§ **To do**
Go over the listing below line by line and tally those containing "systems". Give only the tally.

^^^^

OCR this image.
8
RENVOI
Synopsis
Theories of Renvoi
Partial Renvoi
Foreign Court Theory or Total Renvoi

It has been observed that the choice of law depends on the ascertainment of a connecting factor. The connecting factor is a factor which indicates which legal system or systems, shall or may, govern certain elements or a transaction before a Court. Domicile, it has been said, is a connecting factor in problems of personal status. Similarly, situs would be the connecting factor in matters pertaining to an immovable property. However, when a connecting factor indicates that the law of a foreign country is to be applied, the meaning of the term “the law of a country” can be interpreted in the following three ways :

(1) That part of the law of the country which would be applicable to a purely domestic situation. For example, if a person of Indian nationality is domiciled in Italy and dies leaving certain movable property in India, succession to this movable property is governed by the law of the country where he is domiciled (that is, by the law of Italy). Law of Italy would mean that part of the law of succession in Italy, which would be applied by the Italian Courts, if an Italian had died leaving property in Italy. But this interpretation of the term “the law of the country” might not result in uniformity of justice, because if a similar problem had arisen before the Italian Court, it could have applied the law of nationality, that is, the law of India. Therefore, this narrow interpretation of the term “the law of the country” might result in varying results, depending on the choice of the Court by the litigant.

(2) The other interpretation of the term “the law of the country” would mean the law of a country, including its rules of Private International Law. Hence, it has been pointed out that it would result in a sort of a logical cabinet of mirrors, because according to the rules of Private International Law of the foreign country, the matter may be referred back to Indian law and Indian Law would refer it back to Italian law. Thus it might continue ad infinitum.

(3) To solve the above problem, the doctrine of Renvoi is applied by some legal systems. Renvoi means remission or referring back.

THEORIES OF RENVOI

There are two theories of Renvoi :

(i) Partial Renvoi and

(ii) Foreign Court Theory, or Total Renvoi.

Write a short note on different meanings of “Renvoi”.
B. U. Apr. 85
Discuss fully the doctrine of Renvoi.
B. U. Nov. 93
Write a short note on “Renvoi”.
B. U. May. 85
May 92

^^^^

§ **Result of this exercise**
2